• TASK OBJECTIVE:
State how many lines of the data contain the word "उपकरण", and write nothing besides the number.

• DATASET RECORDS:
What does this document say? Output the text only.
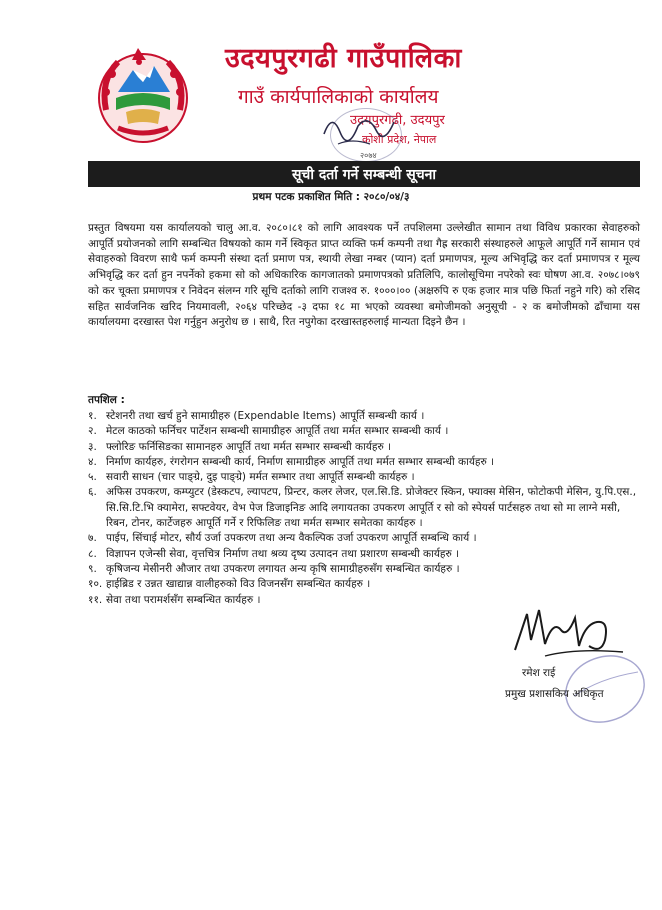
उदयपुरगढी गाउँपालिका
गाउँ कार्यपालिकाको कार्यालय
उदयपुरगढी, उदयपुर
कोशी प्रदेश, नेपाल
२०७४
सूची दर्ता गर्ने सम्बन्धी सूचना
प्रथम पटक प्रकाशित मिति : २०८०/०४/३
प्रस्तुत विषयमा यस कार्यालयको चालु आ.व. २०८०।८१ को लागि आवश्यक पर्ने तपशिलमा उल्लेखीत सामान तथा विविध प्रकारका सेवाहरुको आपूर्ति प्रयोजनको लागि सम्बन्धित विषयको काम गर्ने स्विकृत प्राप्त व्यक्ति फर्म कम्पनी तथा गैह्र सरकारी संस्थाहरुले आफूले आपूर्ति गर्ने सामान एवं सेवाहरुको विवरण साथै फर्म कम्पनी संस्था दर्ता प्रमाण पत्र, स्थायी लेखा नम्बर (प्यान) दर्ता प्रमाणपत्र, मूल्य अभिवृद्धि कर दर्ता प्रमाणपत्र र मूल्य अभिवृद्धि कर दर्ता हुन नपर्नेको हकमा सो को अधिकारिक कागजातको प्रमाणपत्रको प्रतिलिपि, कालोसूचिमा नपरेको स्वः घोषण आ.व. २०७८।०७९ को कर चूक्ता प्रमाणपत्र र निवेदन संलग्न गरि सूचि दर्ताको लागि राजश्व रु. १०००।०० (अक्षरुपि रु एक हजार मात्र पछि फिर्ता नहुने गरि) को रसिद सहित सार्वजनिक खरिद नियमावली, २०६४ परिच्छेद -३ दफा १८ मा भएको व्यवस्था बमोजीमको अनुसूची - २ क बमोजीमको ढाँचामा यस कार्यालयमा दरखास्त पेश गर्नुहुन अनुरोध छ । साथै, रित नपुगेका दरखास्तहरुलाई मान्यता दिइने छैन ।
तपशिल :
१. स्टेशनरी तथा खर्च हुने सामाग्रीहरु (Expendable Items) आपूर्ति सम्बन्धी कार्य ।
२. मेटल काठको फर्निचर पार्टेशन सम्बन्धी सामाग्रीहरु आपूर्ति तथा मर्मत सम्भार सम्बन्धी कार्य ।
३. फ्लोरिङ फर्निसिङका सामानहरु आपूर्ति तथा मर्मत सम्भार सम्बन्धी कार्यहरु ।
४. निर्माण कार्यहरु, रंगरोगन सम्बन्धी कार्य, निर्माण सामाग्रीहरु आपूर्ति तथा मर्मत सम्भार सम्बन्धी कार्यहरु ।
५. सवारी साधन (चार पाङ्ग्रे, दुइ पाङ्ग्रे) मर्मत सम्भार तथा आपूर्ति सम्बन्धी कार्यहरु ।
६. अफिस उपकरण, कम्प्युटर (डेस्कटप, ल्यापटप, प्रिन्टर, कलर लेजर, एल.सि.डि. प्रोजेक्टर स्किन, फ्याक्स मेसिन, फोटोकपी मेसिन, यु.पि.एस., सि.सि.टि.भि क्यामेरा, सफ्टवेयर, वेभ पेज डिजाइनिङ आदि लगायतका उपकरण आपूर्ति र सो को स्पेयर्स पार्टसहरु तथा सो मा लाग्ने मसी, रिबन, टोनर, कार्टेजहरु आपूर्ति गर्ने र रिफिलिङ तथा मर्मत सम्भार समेतका कार्यहरु ।
७. पाईप, सिंचाई मोटर, सौर्य उर्जा उपकरण तथा अन्य वैकल्पिक उर्जा उपकरण आपूर्ति सम्बन्धि कार्य ।
८. विज्ञापन एजेन्सी सेवा, वृत्तचित्र निर्माण तथा श्रव्य दृष्य उत्पादन तथा प्रशारण सम्बन्धी कार्यहरु ।
९. कृषिजन्य मेसीनरी औजार तथा उपकरण लगायत अन्य कृषि सामाग्रीहरुसँग सम्बन्धित कार्यहरु ।
१०. हाईब्रिड र उन्नत खाद्यान्न वालीहरुको विउ विजनसँग सम्बन्धित कार्यहरु ।
११. सेवा तथा परामर्शसँग सम्बन्धित कार्यहरु ।
रमेश राई
प्रमुख प्रशासकिय अधिकृत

• COMPLETED TASK:
3